- **Data lines**
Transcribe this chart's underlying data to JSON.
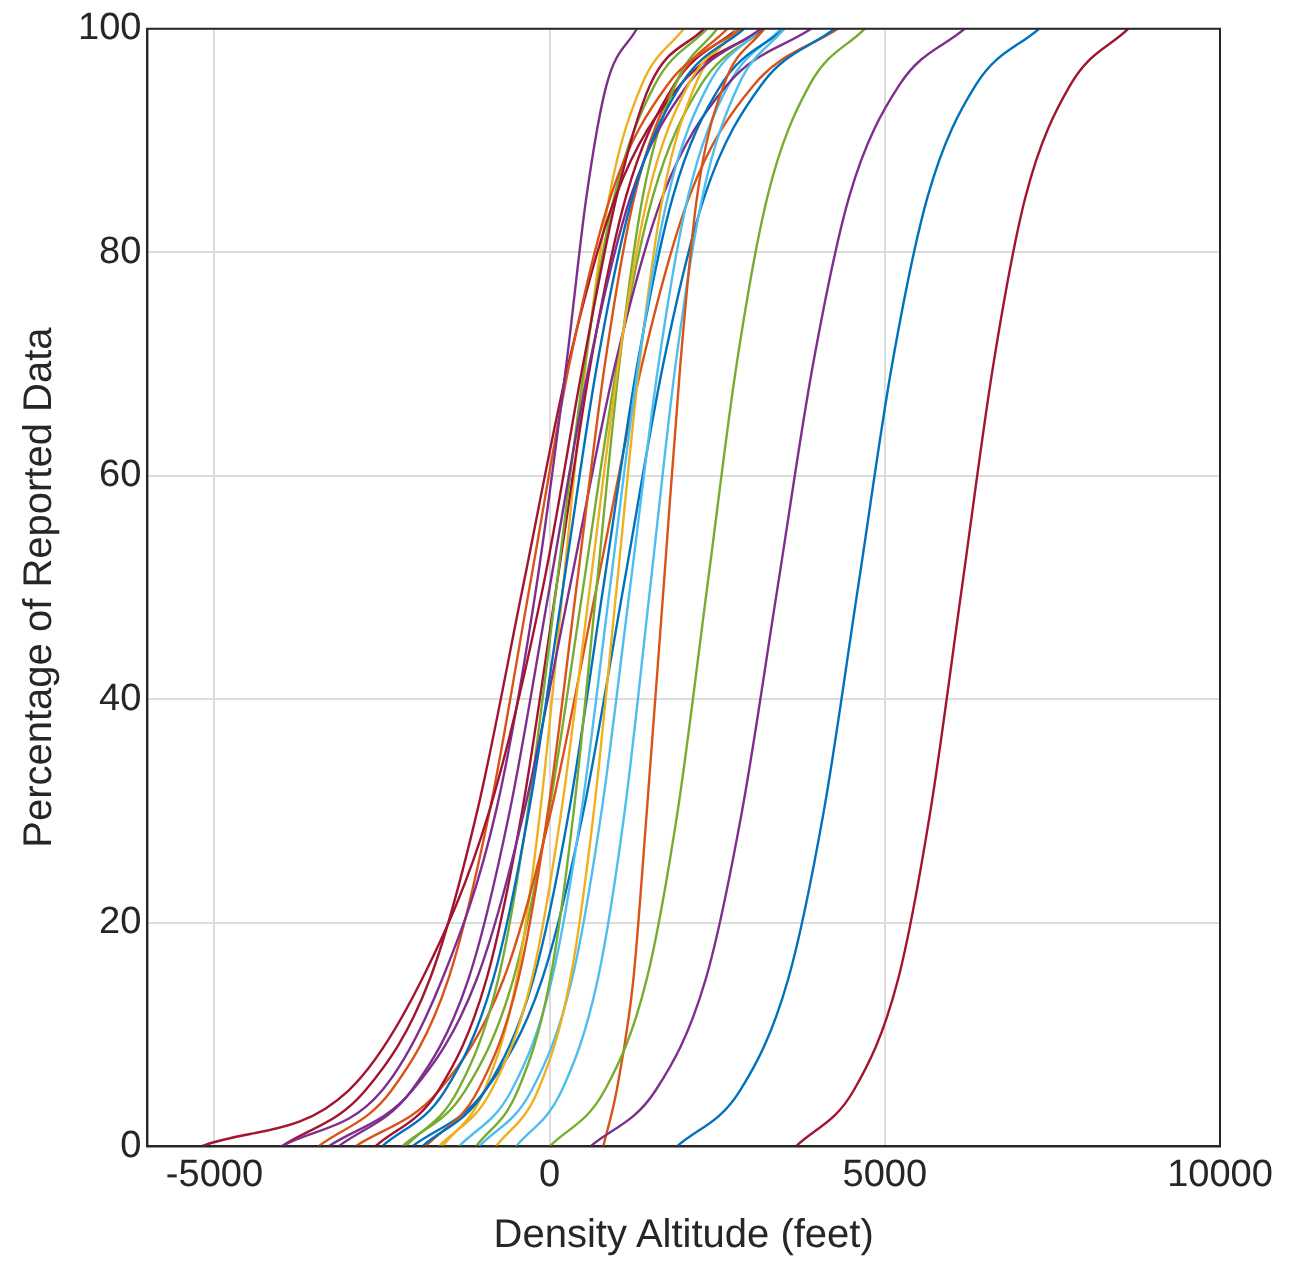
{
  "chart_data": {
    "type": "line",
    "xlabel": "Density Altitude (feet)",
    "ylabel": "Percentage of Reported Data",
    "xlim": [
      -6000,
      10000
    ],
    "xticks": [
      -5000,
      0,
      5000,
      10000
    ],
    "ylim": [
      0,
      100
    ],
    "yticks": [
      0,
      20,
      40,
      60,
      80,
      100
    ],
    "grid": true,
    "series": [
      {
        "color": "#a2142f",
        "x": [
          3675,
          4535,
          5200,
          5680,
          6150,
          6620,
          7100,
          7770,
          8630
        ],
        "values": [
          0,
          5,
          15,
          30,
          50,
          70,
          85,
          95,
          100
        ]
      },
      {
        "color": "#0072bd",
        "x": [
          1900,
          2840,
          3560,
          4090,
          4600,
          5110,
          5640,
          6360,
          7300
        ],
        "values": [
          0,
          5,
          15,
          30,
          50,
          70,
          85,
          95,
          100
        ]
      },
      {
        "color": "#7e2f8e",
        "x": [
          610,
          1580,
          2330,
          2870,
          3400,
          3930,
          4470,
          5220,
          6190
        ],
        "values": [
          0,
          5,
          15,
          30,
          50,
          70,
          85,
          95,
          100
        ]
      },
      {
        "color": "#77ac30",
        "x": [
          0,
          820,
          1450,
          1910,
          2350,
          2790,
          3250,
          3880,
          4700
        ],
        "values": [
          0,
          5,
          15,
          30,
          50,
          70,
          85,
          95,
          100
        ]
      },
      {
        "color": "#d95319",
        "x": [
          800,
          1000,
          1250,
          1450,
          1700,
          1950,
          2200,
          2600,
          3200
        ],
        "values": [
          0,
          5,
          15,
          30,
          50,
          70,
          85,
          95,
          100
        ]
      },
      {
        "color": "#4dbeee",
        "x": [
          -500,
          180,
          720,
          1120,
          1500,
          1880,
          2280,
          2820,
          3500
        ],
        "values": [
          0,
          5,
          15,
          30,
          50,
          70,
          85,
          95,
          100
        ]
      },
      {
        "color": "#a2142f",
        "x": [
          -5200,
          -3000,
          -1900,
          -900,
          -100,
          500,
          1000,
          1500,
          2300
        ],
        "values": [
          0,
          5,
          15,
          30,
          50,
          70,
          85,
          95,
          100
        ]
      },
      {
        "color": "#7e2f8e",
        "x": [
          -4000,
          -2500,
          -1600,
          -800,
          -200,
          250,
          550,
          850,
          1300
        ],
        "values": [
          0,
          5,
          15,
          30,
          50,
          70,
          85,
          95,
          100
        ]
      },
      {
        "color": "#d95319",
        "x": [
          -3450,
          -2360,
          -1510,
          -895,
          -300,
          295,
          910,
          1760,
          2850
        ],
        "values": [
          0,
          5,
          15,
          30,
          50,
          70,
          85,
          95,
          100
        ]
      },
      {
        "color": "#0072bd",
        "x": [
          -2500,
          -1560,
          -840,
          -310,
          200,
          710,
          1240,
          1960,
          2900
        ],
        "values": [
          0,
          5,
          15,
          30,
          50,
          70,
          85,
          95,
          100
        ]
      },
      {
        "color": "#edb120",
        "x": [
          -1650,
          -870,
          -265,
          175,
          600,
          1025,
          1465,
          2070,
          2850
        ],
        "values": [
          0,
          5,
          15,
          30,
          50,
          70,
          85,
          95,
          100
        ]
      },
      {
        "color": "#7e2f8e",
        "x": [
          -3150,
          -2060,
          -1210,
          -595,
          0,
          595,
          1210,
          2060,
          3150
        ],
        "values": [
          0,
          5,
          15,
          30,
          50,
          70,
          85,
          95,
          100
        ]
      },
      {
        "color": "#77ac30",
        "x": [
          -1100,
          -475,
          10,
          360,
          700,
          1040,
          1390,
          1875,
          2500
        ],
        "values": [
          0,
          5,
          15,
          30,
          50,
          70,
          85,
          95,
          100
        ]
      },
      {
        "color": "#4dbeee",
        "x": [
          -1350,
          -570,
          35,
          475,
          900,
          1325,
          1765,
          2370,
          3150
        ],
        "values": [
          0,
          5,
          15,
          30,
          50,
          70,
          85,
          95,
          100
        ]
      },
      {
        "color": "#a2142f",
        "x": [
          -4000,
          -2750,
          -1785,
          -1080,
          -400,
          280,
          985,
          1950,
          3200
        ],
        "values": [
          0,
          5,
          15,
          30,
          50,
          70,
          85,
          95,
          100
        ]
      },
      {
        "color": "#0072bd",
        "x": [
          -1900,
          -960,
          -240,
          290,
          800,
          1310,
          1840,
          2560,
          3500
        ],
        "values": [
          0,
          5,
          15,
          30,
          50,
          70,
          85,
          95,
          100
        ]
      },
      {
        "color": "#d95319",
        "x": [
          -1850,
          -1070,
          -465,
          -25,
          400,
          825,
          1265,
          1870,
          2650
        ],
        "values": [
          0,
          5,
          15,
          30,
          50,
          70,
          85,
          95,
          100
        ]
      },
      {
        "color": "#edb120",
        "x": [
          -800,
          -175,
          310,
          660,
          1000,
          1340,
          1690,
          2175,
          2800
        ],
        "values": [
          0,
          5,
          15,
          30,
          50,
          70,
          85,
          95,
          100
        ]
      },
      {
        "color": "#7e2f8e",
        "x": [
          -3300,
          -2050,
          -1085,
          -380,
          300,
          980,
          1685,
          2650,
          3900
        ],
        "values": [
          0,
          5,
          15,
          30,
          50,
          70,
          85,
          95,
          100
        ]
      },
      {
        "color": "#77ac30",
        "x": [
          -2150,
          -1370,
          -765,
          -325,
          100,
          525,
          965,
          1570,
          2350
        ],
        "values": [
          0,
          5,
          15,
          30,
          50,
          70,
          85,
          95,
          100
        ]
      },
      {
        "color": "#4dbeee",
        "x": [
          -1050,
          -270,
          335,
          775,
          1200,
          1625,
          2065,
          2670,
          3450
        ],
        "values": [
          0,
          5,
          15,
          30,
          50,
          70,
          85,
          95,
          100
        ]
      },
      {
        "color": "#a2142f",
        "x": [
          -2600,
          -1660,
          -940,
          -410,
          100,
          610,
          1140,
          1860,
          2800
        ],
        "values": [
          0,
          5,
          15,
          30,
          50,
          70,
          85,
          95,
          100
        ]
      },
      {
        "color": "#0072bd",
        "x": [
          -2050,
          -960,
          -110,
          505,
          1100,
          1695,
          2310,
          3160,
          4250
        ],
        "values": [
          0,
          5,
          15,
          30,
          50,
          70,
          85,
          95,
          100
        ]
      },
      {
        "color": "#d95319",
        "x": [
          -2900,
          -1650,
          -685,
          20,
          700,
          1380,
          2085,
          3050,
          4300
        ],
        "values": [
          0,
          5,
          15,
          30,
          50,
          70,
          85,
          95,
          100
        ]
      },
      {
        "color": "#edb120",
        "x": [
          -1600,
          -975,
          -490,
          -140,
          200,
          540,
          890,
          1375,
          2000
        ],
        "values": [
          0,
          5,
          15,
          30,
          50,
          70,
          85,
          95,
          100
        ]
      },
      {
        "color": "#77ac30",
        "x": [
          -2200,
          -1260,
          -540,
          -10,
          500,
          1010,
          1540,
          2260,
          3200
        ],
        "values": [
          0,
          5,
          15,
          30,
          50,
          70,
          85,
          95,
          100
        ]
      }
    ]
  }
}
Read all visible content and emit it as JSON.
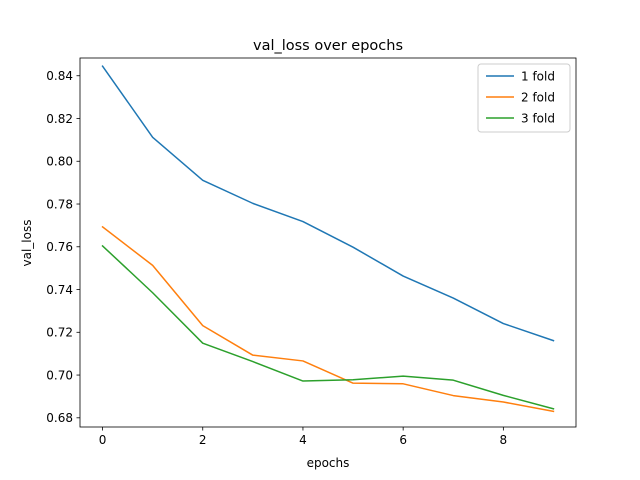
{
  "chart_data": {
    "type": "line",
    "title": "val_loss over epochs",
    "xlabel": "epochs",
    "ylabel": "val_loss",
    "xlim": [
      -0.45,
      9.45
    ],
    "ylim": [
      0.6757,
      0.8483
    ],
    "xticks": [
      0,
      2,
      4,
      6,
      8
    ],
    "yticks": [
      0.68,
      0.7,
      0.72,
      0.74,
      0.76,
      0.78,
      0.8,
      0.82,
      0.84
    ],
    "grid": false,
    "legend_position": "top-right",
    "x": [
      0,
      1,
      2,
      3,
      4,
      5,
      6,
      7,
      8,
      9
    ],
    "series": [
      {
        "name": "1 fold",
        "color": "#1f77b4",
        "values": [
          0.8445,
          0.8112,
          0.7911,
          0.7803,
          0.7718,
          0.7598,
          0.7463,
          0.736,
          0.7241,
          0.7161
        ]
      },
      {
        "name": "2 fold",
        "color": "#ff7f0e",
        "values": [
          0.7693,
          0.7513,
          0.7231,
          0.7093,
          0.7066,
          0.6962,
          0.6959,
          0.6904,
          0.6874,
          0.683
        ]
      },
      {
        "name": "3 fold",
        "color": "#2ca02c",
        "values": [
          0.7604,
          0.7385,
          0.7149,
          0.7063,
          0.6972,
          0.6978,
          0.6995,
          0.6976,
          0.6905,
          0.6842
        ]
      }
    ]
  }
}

- **To be done**
Copy each line of the data that contains the word "xlabel".

- **Task result**
    "xlabel": "Density Altitude (feet)",
    "xlabel": "epochs",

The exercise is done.